§ **Problem to work on**
Give every line back verbatim, dropping all images.

§ **Record list**
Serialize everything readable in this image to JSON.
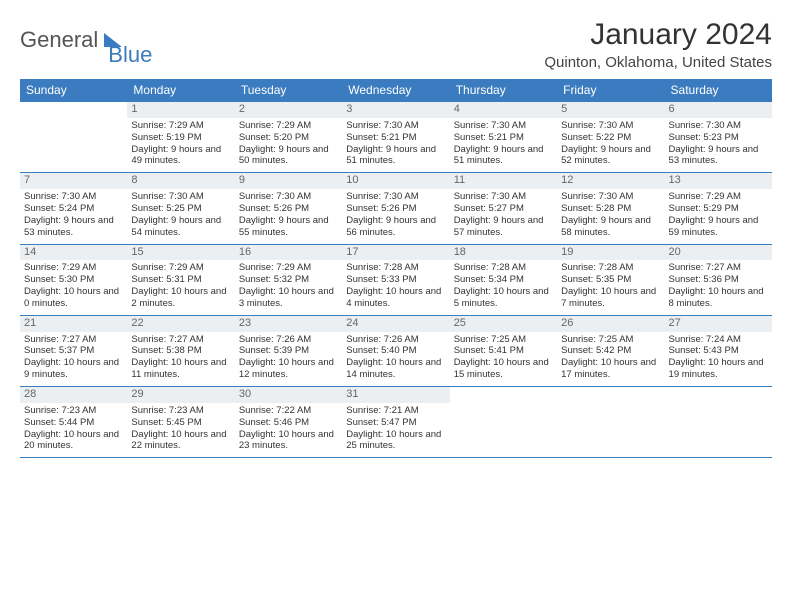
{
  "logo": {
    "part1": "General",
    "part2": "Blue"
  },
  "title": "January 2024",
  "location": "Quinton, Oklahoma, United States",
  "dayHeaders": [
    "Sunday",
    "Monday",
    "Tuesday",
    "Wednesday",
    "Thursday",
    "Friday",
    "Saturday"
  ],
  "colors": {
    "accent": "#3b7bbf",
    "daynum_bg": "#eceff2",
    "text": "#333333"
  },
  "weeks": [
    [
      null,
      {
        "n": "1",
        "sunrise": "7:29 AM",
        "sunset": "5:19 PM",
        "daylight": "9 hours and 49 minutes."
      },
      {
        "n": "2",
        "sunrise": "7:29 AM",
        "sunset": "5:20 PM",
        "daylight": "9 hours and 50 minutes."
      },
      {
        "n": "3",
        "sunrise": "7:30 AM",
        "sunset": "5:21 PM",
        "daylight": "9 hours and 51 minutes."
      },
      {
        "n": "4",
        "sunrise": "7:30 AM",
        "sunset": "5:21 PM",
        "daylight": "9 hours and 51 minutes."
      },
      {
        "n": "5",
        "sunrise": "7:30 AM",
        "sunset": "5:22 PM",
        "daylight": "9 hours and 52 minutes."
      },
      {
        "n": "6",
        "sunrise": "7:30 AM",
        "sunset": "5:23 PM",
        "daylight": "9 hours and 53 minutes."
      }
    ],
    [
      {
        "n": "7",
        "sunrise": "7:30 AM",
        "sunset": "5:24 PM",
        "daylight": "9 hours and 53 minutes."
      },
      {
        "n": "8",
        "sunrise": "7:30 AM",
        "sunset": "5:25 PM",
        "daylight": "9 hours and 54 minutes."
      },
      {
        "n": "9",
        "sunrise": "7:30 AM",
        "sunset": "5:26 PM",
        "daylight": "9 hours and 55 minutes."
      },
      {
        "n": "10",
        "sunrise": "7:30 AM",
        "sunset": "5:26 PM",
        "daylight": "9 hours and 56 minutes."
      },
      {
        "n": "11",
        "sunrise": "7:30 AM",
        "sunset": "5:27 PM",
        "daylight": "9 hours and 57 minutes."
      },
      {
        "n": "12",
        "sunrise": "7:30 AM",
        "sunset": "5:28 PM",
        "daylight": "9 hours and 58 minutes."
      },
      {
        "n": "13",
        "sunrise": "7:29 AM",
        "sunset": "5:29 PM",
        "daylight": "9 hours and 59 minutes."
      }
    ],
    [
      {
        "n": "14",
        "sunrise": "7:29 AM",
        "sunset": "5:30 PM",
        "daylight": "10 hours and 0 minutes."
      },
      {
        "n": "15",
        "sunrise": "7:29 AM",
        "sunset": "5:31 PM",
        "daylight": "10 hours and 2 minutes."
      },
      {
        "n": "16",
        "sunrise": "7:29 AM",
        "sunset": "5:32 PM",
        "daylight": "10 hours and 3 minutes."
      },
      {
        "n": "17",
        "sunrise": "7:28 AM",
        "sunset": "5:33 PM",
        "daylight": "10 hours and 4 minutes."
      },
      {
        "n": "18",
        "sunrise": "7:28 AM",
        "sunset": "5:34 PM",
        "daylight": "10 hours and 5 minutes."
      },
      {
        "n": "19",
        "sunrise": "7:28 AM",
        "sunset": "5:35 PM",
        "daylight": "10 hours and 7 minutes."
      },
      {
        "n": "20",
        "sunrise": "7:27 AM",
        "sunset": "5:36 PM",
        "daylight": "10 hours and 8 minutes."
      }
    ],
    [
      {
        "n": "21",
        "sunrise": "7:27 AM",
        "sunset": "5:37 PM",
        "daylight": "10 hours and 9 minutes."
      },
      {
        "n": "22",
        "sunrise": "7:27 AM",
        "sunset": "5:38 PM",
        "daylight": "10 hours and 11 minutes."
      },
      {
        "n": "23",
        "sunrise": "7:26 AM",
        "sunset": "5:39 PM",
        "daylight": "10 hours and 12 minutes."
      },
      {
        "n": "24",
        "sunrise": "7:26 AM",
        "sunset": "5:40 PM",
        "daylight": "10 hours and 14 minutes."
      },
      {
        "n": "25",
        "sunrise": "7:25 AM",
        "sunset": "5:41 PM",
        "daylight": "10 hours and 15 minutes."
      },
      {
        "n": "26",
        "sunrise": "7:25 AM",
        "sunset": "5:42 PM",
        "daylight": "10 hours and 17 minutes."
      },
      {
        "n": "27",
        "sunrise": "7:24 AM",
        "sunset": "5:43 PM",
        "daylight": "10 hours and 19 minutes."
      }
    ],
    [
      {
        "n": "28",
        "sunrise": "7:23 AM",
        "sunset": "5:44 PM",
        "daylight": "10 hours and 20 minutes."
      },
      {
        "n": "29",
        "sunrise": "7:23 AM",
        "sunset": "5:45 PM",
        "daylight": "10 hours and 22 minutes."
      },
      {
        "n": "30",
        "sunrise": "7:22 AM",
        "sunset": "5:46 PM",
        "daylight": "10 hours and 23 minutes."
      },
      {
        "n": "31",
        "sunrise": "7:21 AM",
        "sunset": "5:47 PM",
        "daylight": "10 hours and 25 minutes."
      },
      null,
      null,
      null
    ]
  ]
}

§ **Completed exercise**
Serialize everything readable in this image to JSON.
{
  "logo": {
    "part1": "General",
    "part2": "Blue"
  },
  "title": "January 2024",
  "location": "Quinton, Oklahoma, United States",
  "dayHeaders": [
    "Sunday",
    "Monday",
    "Tuesday",
    "Wednesday",
    "Thursday",
    "Friday",
    "Saturday"
  ],
  "colors": {
    "accent": "#3b7bbf",
    "daynum_bg": "#eceff2",
    "text": "#333333"
  },
  "weeks": [
    [
      null,
      {
        "n": "1",
        "sunrise": "7:29 AM",
        "sunset": "5:19 PM",
        "daylight": "9 hours and 49 minutes."
      },
      {
        "n": "2",
        "sunrise": "7:29 AM",
        "sunset": "5:20 PM",
        "daylight": "9 hours and 50 minutes."
      },
      {
        "n": "3",
        "sunrise": "7:30 AM",
        "sunset": "5:21 PM",
        "daylight": "9 hours and 51 minutes."
      },
      {
        "n": "4",
        "sunrise": "7:30 AM",
        "sunset": "5:21 PM",
        "daylight": "9 hours and 51 minutes."
      },
      {
        "n": "5",
        "sunrise": "7:30 AM",
        "sunset": "5:22 PM",
        "daylight": "9 hours and 52 minutes."
      },
      {
        "n": "6",
        "sunrise": "7:30 AM",
        "sunset": "5:23 PM",
        "daylight": "9 hours and 53 minutes."
      }
    ],
    [
      {
        "n": "7",
        "sunrise": "7:30 AM",
        "sunset": "5:24 PM",
        "daylight": "9 hours and 53 minutes."
      },
      {
        "n": "8",
        "sunrise": "7:30 AM",
        "sunset": "5:25 PM",
        "daylight": "9 hours and 54 minutes."
      },
      {
        "n": "9",
        "sunrise": "7:30 AM",
        "sunset": "5:26 PM",
        "daylight": "9 hours and 55 minutes."
      },
      {
        "n": "10",
        "sunrise": "7:30 AM",
        "sunset": "5:26 PM",
        "daylight": "9 hours and 56 minutes."
      },
      {
        "n": "11",
        "sunrise": "7:30 AM",
        "sunset": "5:27 PM",
        "daylight": "9 hours and 57 minutes."
      },
      {
        "n": "12",
        "sunrise": "7:30 AM",
        "sunset": "5:28 PM",
        "daylight": "9 hours and 58 minutes."
      },
      {
        "n": "13",
        "sunrise": "7:29 AM",
        "sunset": "5:29 PM",
        "daylight": "9 hours and 59 minutes."
      }
    ],
    [
      {
        "n": "14",
        "sunrise": "7:29 AM",
        "sunset": "5:30 PM",
        "daylight": "10 hours and 0 minutes."
      },
      {
        "n": "15",
        "sunrise": "7:29 AM",
        "sunset": "5:31 PM",
        "daylight": "10 hours and 2 minutes."
      },
      {
        "n": "16",
        "sunrise": "7:29 AM",
        "sunset": "5:32 PM",
        "daylight": "10 hours and 3 minutes."
      },
      {
        "n": "17",
        "sunrise": "7:28 AM",
        "sunset": "5:33 PM",
        "daylight": "10 hours and 4 minutes."
      },
      {
        "n": "18",
        "sunrise": "7:28 AM",
        "sunset": "5:34 PM",
        "daylight": "10 hours and 5 minutes."
      },
      {
        "n": "19",
        "sunrise": "7:28 AM",
        "sunset": "5:35 PM",
        "daylight": "10 hours and 7 minutes."
      },
      {
        "n": "20",
        "sunrise": "7:27 AM",
        "sunset": "5:36 PM",
        "daylight": "10 hours and 8 minutes."
      }
    ],
    [
      {
        "n": "21",
        "sunrise": "7:27 AM",
        "sunset": "5:37 PM",
        "daylight": "10 hours and 9 minutes."
      },
      {
        "n": "22",
        "sunrise": "7:27 AM",
        "sunset": "5:38 PM",
        "daylight": "10 hours and 11 minutes."
      },
      {
        "n": "23",
        "sunrise": "7:26 AM",
        "sunset": "5:39 PM",
        "daylight": "10 hours and 12 minutes."
      },
      {
        "n": "24",
        "sunrise": "7:26 AM",
        "sunset": "5:40 PM",
        "daylight": "10 hours and 14 minutes."
      },
      {
        "n": "25",
        "sunrise": "7:25 AM",
        "sunset": "5:41 PM",
        "daylight": "10 hours and 15 minutes."
      },
      {
        "n": "26",
        "sunrise": "7:25 AM",
        "sunset": "5:42 PM",
        "daylight": "10 hours and 17 minutes."
      },
      {
        "n": "27",
        "sunrise": "7:24 AM",
        "sunset": "5:43 PM",
        "daylight": "10 hours and 19 minutes."
      }
    ],
    [
      {
        "n": "28",
        "sunrise": "7:23 AM",
        "sunset": "5:44 PM",
        "daylight": "10 hours and 20 minutes."
      },
      {
        "n": "29",
        "sunrise": "7:23 AM",
        "sunset": "5:45 PM",
        "daylight": "10 hours and 22 minutes."
      },
      {
        "n": "30",
        "sunrise": "7:22 AM",
        "sunset": "5:46 PM",
        "daylight": "10 hours and 23 minutes."
      },
      {
        "n": "31",
        "sunrise": "7:21 AM",
        "sunset": "5:47 PM",
        "daylight": "10 hours and 25 minutes."
      },
      null,
      null,
      null
    ]
  ]
}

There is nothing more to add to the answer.